▶ _DATA IN THIS EXERCISE_
** begin **
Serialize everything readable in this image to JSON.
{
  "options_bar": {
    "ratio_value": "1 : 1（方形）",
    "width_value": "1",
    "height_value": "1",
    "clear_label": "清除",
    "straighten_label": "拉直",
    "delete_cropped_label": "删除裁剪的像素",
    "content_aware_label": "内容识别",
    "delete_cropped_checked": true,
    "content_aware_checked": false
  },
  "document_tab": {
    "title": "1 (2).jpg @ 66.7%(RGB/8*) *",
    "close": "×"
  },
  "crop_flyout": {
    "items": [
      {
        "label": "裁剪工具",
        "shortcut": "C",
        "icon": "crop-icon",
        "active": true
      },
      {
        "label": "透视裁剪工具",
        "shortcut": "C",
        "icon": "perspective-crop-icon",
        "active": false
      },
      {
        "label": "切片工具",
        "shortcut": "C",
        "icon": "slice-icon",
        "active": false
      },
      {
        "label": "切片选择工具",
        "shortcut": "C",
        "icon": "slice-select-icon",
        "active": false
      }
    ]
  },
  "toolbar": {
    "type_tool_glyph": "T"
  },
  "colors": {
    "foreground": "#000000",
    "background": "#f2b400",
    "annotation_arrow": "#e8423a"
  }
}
** end **
▶ _WORK REQUIRED_
Exactly as shown, repeat every record.

▶ _SOLUTION TO THIS PROBLEM_
Serialize everything readable in this image to JSON.
{
  "options_bar": {
    "ratio_value": "1 : 1（方形）",
    "width_value": "1",
    "height_value": "1",
    "clear_label": "清除",
    "straighten_label": "拉直",
    "delete_cropped_label": "删除裁剪的像素",
    "content_aware_label": "内容识别",
    "delete_cropped_checked": true,
    "content_aware_checked": false
  },
  "document_tab": {
    "title": "1 (2).jpg @ 66.7%(RGB/8*) *",
    "close": "×"
  },
  "crop_flyout": {
    "items": [
      {
        "label": "裁剪工具",
        "shortcut": "C",
        "icon": "crop-icon",
        "active": true
      },
      {
        "label": "透视裁剪工具",
        "shortcut": "C",
        "icon": "perspective-crop-icon",
        "active": false
      },
      {
        "label": "切片工具",
        "shortcut": "C",
        "icon": "slice-icon",
        "active": false
      },
      {
        "label": "切片选择工具",
        "shortcut": "C",
        "icon": "slice-select-icon",
        "active": false
      }
    ]
  },
  "toolbar": {
    "type_tool_glyph": "T"
  },
  "colors": {
    "foreground": "#000000",
    "background": "#f2b400",
    "annotation_arrow": "#e8423a"
  }
}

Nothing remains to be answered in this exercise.